■ **Set of tasks**:
**A.** List every novel character named in the book review below.
**B.** Please reproduce the passage of the book review below from "Identical twins, Marion" to "School of Medicine.".

■ **Text section**:
==================================================
Cutting for Stone, a novel by Abraham Verghese is a sweeping family saga that takes place in Ethiopia and the United States beginning in the mid-fifties. The story originates in Addis Ababa, Ethiopia at a mission hospital.
Marion, who tells the story, and his twin brother Shiva are born of a secret union between a Carmelite nun and a British surgeon. Seeing the babies’ mother in distress as she labors to give birth, Thomas Stone, father of the twins, steps in, but it’s too late to save the mother.
Hema, a no-nonsense Indian-trained OB-GYN specialist, just arriving from a visit with her parents in India, takes over the birth of the conjoined babies, performing a cesarean section on the deceased mother. The babies are easily separated after birth and are strong, healthy boys.
The father, overwrought with the death of the woman he loved, rushes from the operating room and disappears, not to be heard from for thirty years.
Hema takes over the caring for the twins and considers them her own sons. She marries a fellow Indian, Ghosh, an Internist who also works at the hospital. Ghosh is a wonderful husband and father, full of wisdom and good humor.
Identical twins, Marion and Shiva are inseparable as little children, but as they enter puberty they become quite different. They have a bitter falling-out, and go their separate ways. They are both brilliant and seek professions in the medical field.
The novel is full of medical phrases, techniques, and references, which I found fascinating. Not that I understood most of it, but I appreciate the knowledge and experience behind it. The author, Abraham Verghese, born in Addis Ababa, Ethiopia, is a physician and teaches at the Stanford University School of Medicine.
Cutting for Stone is a long family saga, but engaging and memorable with deeply-felt characters. I loved hearing about life in Ethiopia, especially regarding health care. When my husband and I served in West Africa with the Peace Corps in The Gambia, I worked at a 22-bed bush hospital as a records keeper/advisor, so providing medical care with very limited resources was familiar to me.
Reading this novel is a commitment, much like his later novel The Covenant of Water. Though long—the paperback is 677 pages—it was definitely worth my time and effort.
==================================================
■ **Excerpted data**:
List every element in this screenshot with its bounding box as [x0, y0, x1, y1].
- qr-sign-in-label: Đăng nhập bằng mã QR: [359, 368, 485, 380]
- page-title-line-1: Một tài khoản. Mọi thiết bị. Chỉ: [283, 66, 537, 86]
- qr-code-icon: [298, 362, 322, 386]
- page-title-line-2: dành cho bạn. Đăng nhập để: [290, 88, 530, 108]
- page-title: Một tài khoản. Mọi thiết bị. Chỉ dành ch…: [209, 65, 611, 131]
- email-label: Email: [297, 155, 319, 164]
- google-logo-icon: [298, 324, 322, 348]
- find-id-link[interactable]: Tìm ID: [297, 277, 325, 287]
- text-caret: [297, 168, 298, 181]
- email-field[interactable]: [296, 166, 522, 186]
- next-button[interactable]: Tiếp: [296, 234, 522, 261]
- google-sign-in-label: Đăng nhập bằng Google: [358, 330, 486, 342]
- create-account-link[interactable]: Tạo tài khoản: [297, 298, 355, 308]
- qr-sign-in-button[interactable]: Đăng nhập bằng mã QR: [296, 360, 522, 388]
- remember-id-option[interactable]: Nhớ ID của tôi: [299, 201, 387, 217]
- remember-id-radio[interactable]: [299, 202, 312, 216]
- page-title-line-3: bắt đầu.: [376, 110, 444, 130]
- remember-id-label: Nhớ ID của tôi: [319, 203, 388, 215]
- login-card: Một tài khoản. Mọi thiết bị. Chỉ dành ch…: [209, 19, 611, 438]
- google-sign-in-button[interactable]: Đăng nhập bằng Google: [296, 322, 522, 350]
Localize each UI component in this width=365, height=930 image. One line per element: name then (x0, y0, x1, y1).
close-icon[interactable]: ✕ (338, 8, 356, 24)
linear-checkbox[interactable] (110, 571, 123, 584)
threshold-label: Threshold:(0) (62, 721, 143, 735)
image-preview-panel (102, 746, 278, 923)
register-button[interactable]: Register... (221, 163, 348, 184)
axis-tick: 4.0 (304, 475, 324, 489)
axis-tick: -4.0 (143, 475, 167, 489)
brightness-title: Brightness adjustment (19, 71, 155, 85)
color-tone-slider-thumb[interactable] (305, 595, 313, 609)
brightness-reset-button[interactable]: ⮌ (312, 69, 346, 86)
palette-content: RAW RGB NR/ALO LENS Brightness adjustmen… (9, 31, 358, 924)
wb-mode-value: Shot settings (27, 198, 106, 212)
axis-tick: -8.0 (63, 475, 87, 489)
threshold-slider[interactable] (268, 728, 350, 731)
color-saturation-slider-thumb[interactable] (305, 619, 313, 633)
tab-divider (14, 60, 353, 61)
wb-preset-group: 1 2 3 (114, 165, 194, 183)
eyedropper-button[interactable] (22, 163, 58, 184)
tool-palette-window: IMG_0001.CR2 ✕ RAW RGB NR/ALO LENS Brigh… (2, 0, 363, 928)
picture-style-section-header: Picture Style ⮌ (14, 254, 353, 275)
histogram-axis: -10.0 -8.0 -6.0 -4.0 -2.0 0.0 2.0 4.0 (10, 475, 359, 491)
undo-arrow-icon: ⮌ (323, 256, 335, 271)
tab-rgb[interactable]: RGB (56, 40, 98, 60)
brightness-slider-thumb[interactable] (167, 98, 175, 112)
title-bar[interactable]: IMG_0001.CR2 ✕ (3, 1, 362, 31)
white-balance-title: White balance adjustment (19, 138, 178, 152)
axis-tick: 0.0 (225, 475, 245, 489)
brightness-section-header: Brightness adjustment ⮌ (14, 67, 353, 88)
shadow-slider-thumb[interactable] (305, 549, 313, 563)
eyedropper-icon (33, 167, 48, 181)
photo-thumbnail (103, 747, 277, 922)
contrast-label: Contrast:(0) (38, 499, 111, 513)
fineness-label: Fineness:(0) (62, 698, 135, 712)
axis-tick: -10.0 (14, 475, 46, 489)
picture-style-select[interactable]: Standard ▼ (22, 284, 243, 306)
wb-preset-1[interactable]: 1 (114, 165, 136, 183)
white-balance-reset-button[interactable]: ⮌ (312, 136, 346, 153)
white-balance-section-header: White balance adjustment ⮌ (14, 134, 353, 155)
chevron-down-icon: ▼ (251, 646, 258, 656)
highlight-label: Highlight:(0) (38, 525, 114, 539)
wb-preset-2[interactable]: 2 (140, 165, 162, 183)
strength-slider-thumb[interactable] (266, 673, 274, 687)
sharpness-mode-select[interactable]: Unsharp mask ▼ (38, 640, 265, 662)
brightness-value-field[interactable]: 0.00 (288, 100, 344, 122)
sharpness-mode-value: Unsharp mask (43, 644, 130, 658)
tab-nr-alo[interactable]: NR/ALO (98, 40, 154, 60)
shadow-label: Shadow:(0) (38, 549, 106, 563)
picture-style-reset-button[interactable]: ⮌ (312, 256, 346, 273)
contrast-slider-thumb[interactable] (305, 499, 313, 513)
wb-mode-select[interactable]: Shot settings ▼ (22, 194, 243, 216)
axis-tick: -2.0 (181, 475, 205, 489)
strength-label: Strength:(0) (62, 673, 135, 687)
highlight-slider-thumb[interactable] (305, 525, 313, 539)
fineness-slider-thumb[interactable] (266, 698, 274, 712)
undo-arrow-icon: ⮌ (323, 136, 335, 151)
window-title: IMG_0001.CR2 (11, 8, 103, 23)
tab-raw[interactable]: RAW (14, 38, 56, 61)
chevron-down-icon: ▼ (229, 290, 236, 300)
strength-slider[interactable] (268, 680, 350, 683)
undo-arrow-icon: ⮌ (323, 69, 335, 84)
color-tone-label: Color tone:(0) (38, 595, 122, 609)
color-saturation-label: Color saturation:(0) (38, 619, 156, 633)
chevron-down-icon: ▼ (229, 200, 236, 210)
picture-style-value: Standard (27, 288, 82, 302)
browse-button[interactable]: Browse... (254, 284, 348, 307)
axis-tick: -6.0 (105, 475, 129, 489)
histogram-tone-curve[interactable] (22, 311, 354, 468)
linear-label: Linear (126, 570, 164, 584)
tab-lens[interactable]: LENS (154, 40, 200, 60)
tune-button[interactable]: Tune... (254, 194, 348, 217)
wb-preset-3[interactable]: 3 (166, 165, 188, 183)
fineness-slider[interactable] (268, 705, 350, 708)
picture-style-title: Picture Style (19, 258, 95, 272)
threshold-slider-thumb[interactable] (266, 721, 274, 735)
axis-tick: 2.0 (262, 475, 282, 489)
==================================================
■ **Expected responses**:
**A.** Marion, Shiva, Thomas Stone, Hema, Ghosh

**B.**
Identical twins, Marion and Shiva are inseparable as little children, but as they enter puberty they become quite different. They have a bitter falling-out, and go their separate ways. They are both brilliant and seek professions in the medical field.
The novel is full of medical phrases, techniques, and references, which I found fascinating. Not that I understood most of it, but I appreciate the knowledge and experience behind it. The author, Abraham Verghese, born in Addis Ababa, Ethiopia, is a physician and teaches at the Stanford University School of Medicine.